▶ **Task to complete**
Gather all lines in the entries that include the word "uterus".

[Document page text data]
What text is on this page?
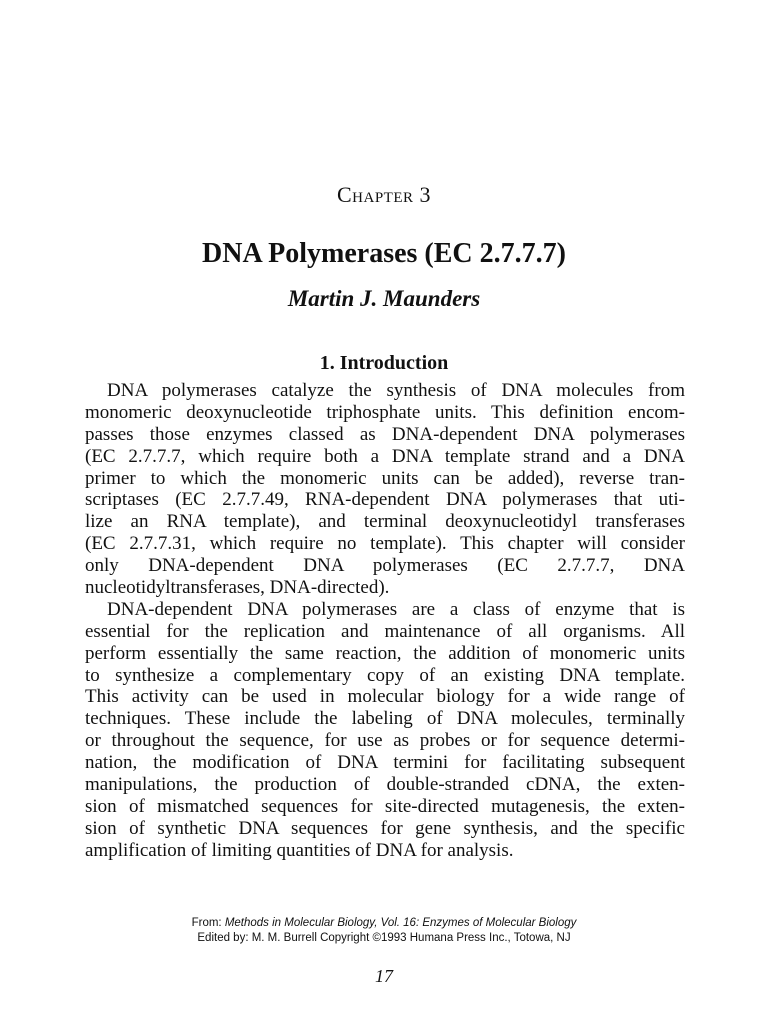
Chapter 3
DNA Polymerases (EC 2.7.7.7)
Martin J. Maunders
1. Introduction
DNA polymerases catalyze the synthesis of DNA molecules from
monomeric deoxynucleotide triphosphate units. This definition encom-
passes those enzymes classed as DNA-dependent DNA polymerases
(EC 2.7.7.7, which require both a DNA template strand and a DNA
primer to which the monomeric units can be added), reverse tran-
scriptases (EC 2.7.7.49, RNA-dependent DNA polymerases that uti-
lize an RNA template), and terminal deoxynucleotidyl transferases
(EC 2.7.7.31, which require no template). This chapter will consider
only DNA-dependent DNA polymerases (EC 2.7.7.7, DNA
nucleotidyltransferases, DNA-directed).
DNA-dependent DNA polymerases are a class of enzyme that is
essential for the replication and maintenance of all organisms. All
perform essentially the same reaction, the addition of monomeric units
to synthesize a complementary copy of an existing DNA template.
This activity can be used in molecular biology for a wide range of
techniques. These include the labeling of DNA molecules, terminally
or throughout the sequence, for use as probes or for sequence determi-
nation, the modification of DNA termini for facilitating subsequent
manipulations, the production of double-stranded cDNA, the exten-
sion of mismatched sequences for site-directed mutagenesis, the exten-
sion of synthetic DNA sequences for gene synthesis, and the specific
amplification of limiting quantities of DNA for analysis.
From: Methods in Molecular Biology, Vol. 16: Enzymes of Molecular Biology
Edited by: M. M. Burrell Copyright ©1993 Humana Press Inc., Totowa, NJ
17
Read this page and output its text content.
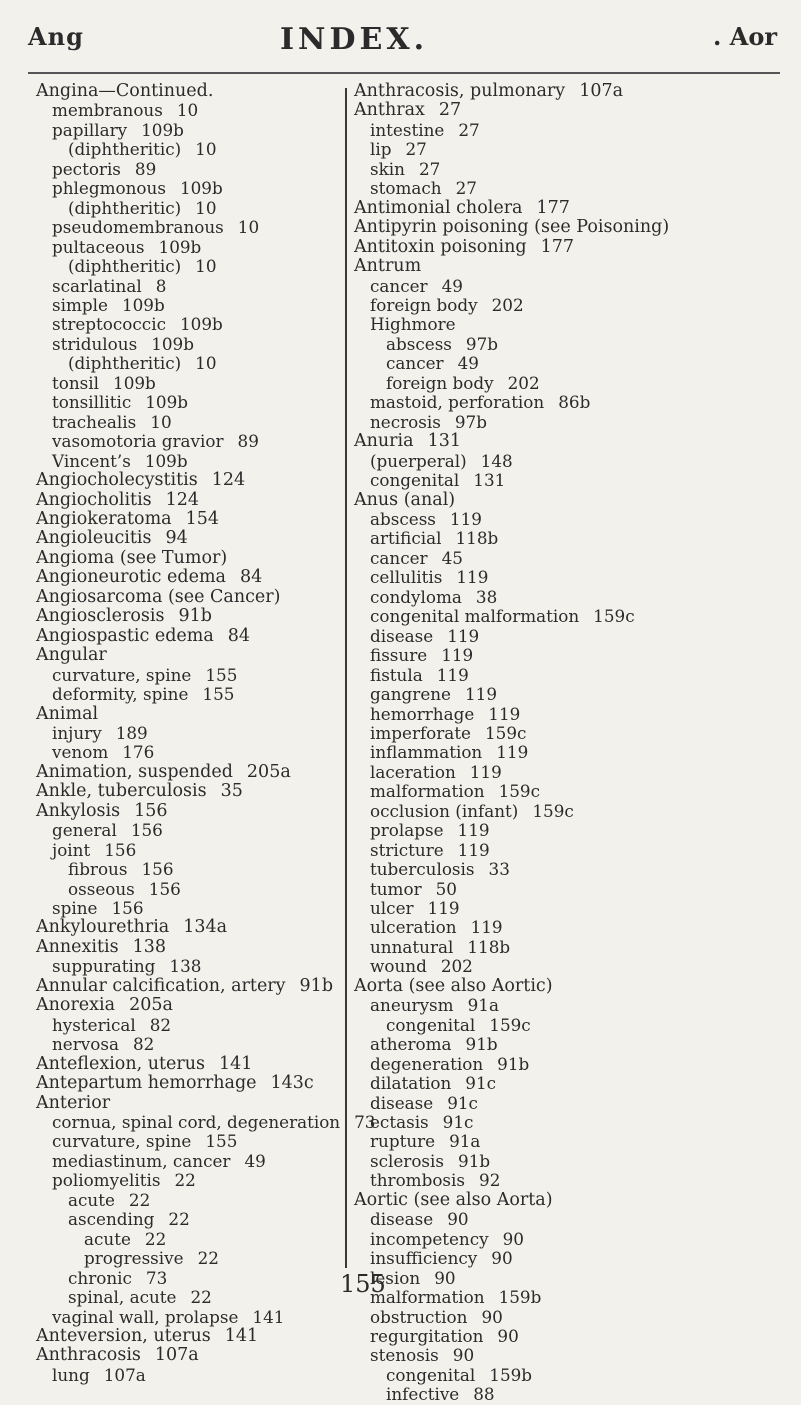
Ang	INDEX.	. Aor
Angina—Continued.
membranous 10
papillary 109b
(diphtheritic) 10
pectoris 89
phlegmonous 109b
(diphtheritic) 10
pseudomembranous 10
pultaceous 109b
(diphtheritic) 10
scarlatinal 8
simple 109b
streptococcic 109b
stridulous 109b
(diphtheritic) 10
tonsil 109b
tonsillitic 109b
trachealis 10
vasomotoria gravior 89
Vincent’s 109b
Angiocholecystitis 124
Angiocholitis 124
Angiokeratoma 154
Angioleucitis 94
Angioma (see Tumor)
Angioneurotic edema 84
Angiosarcoma (see Cancer)
Angiosclerosis 91b
Angiospastic edema 84
Angular
curvature, spine 155
deformity, spine 155
Animal
injury 189
venom 176
Animation, suspended 205a
Ankle, tuberculosis 35
Ankylosis 156
general 156
joint 156
fibrous 156
osseous 156
spine 156
Ankylourethria 134a
Annexitis 138
suppurating 138
Annular calcification, artery 91b
Anorexia 205a
hysterical 82
nervosa 82
Anteflexion, uterus 141
Antepartum hemorrhage 143c
Anterior
cornua, spinal cord, degeneration 73
curvature, spine 155
mediastinum, cancer 49
poliomyelitis 22
acute 22
ascending 22
acute 22
progressive 22
chronic 73
spinal, acute 22
vaginal wall, prolapse 141
Anteversion, uterus 141
Anthracosis 107a
lung 107a
Anthracosis, pulmonary 107a
Anthrax 27
intestine 27
lip 27
skin 27
stomach 27
Antimonial cholera 177
Antipyrin poisoning (see Poisoning)
Antitoxin poisoning 177
Antrum
cancer 49
foreign body 202
Highmore
abscess 97b
cancer 49
foreign body 202
mastoid, perforation 86b
necrosis 97b
Anuria 131
(puerperal) 148
congenital 131
Anus (anal)
abscess 119
artificial 118b
cancer 45
cellulitis 119
condyloma 38
congenital malformation 159c
disease 119
fissure 119
fistula 119
gangrene 119
hemorrhage 119
imperforate 159c
inflammation 119
laceration 119
malformation 159c
occlusion (infant) 159c
prolapse 119
stricture 119
tuberculosis 33
tumor 50
ulcer 119
ulceration 119
unnatural 118b
wound 202
Aorta (see also Aortic)
aneurysm 91a
congenital 159c
atheroma 91b
degeneration 91b
dilatation 91c
disease 91c
ectasis 91c
rupture 91a
sclerosis 91b
thrombosis 92
Aortic (see also Aorta)
disease 90
incompetency 90
insufficiency 90
lesion 90
malformation 159b
obstruction 90
regurgitation 90
stenosis 90
congenital 159b
infective 88
155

▶ **Task response**
Anteflexion, uterus 141
Anteversion, uterus 141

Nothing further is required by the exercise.